Exercise text section start

The earth is shaking around Google buildings.

Stephen E Arnold, August 27, 2019

Free Music Samples

August 27, 2019

Short honk: Looking for free music samples? A collection of samples is available on “Free Sound Samples.” Queries via search engines for samples produces some wonky results. Worth noting.

Stephen E Arnold, August 27, 2018

Grover and Real Fake News

August 27, 2019

The Next Web reported, “This Terrifying AI Generates Fake Articles from Any News Site.” Now, the point here is to create an AI that can easily detect fake news, but researchers at the Allen Institute for Artificial Intelligence began with one that could generate such content. Basically, it takes one to know one. We learn:

“A team of researchers at the institute recently developed Grover, a neural network capable of generating fake news articles in the style of actual human journalists. In essence, the group is fighting fire with fire because the better Grover gets at generating fakes, the better it’ll be at detecting them. … Most fake news is generated by humans and then spread on social media. But the rise of robust systems such as OpenAI’s controversial GPT-2 point toward a future where AI-generated articles are close enough to the real thing to obfuscate nearly any issue. While it’s easy enough to search a website to see if an article is legitimate, not everyone is going to do that. And if an article goes viral, no matter how false it is, some people will be convinced.”

Writer Tristan Greene shares some passages Grover wrote, so see the article if you wish to read those. They are pretty convincing, especially if one just skims the text (as many readers do).. One example aptly mimics President Obama’s writing/ speaking style, while another seems to spook Greene with how well it captures his own writing essence. The article concludes with this link, where each of us can take Grover for a test drive. Modern life is fun.

Exercise text section end
Data supplied section start

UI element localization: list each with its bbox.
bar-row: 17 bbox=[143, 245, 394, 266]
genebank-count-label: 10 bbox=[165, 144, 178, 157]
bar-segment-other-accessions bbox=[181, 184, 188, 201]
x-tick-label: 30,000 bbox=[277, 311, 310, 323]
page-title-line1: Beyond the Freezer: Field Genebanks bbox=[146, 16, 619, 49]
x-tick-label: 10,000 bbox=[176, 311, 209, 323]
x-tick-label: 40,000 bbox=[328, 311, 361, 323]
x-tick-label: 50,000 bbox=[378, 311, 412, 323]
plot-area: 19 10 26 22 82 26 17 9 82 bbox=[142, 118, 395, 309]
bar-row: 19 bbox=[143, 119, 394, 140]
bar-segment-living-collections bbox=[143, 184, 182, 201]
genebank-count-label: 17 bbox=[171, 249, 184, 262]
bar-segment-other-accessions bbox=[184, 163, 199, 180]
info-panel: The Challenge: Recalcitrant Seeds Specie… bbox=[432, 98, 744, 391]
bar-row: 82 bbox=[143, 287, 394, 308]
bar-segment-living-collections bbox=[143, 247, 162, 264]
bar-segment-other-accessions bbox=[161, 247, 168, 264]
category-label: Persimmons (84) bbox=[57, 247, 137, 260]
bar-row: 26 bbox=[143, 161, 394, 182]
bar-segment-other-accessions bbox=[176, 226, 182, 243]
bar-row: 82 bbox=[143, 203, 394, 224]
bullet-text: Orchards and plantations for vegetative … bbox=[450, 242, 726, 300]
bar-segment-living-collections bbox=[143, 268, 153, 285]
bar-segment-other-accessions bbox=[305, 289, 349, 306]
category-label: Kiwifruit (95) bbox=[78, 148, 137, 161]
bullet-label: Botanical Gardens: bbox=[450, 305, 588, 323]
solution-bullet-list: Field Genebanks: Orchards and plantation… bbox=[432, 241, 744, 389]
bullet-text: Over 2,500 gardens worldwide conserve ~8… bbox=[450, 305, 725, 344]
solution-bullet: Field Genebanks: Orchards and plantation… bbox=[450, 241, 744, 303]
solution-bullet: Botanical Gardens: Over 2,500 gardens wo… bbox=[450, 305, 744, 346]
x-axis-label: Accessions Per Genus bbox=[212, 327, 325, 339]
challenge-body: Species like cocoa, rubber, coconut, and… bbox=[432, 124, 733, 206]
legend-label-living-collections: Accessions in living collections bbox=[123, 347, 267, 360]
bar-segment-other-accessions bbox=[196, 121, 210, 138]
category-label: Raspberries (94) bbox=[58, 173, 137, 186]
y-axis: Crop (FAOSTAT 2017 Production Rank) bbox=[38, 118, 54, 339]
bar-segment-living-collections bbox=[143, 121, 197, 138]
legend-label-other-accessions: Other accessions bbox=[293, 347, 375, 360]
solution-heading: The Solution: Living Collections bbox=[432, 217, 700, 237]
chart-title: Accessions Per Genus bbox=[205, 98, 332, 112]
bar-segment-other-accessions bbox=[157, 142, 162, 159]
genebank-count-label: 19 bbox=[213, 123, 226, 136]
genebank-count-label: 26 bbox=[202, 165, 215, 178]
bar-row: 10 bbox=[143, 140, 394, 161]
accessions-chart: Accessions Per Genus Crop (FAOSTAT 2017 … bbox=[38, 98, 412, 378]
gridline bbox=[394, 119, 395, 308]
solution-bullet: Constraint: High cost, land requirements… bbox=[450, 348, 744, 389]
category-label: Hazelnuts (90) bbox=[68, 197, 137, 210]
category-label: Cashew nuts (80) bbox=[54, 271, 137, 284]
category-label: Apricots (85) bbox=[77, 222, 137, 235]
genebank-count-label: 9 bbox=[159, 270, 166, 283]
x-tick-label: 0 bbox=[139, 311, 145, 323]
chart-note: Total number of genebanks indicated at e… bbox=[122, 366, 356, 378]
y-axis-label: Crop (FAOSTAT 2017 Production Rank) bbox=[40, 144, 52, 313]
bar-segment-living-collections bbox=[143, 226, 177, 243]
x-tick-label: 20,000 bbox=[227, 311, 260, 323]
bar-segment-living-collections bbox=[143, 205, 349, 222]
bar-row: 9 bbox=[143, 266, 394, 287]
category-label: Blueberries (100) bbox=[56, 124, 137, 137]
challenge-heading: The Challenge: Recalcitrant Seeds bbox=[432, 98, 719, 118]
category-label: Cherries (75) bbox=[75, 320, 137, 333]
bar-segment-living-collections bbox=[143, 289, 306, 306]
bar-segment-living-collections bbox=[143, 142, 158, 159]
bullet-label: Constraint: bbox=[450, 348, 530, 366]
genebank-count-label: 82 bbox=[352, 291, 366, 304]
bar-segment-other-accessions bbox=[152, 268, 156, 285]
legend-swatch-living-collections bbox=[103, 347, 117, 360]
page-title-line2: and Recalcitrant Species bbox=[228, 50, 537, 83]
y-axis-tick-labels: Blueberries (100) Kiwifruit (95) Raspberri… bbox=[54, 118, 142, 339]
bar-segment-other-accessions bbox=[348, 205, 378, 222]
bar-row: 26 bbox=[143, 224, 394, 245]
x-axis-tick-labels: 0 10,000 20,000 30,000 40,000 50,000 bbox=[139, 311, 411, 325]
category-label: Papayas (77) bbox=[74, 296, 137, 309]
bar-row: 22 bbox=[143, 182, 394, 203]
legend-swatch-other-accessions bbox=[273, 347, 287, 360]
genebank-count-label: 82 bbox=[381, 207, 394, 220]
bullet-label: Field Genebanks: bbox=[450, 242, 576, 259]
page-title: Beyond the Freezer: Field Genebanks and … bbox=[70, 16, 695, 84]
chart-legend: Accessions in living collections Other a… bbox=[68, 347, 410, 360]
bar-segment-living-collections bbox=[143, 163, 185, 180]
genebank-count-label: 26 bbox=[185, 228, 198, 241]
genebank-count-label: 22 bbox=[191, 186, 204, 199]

Data supplied section end

■ **Exercise aim**:
Carry on the blog excerpt about Grover and AI-generated fake news from the point where it stops. You can set the records aside entirely.

■ **Exercise output**:
Cynthia Murrell, August 27, 2019

Google Does Podcasts Too

August 27, 2019

Everyone and his or her dog has a podcast, but the problem is you cannot find individual episodes in a search engine. Sure, you can go to individual Web sites, iTunes, or Anchor to track down specific episodes, but that requires a lot of searching and typing. Thankfully, Google has changed its search algorithm to be friendlier for individual podcast episodes. Tech Radar explains the news in the article, “Google Search Just Got Smarter At Finding Podcast Episodes.”

Now when people search for a podcast through Google, the podcast will appear in the search results along with a display carousel of individual episodes. Google is able to do this, because it is a direct result of natural language processing and artificial intelligence programming. Google’s AI department is hard at work developing the search engine’s ability to “understand what is being talked about” in search terms.

It might be a simple return on state of the art technology, but it proves how Google’s search algorithm is getting smarter.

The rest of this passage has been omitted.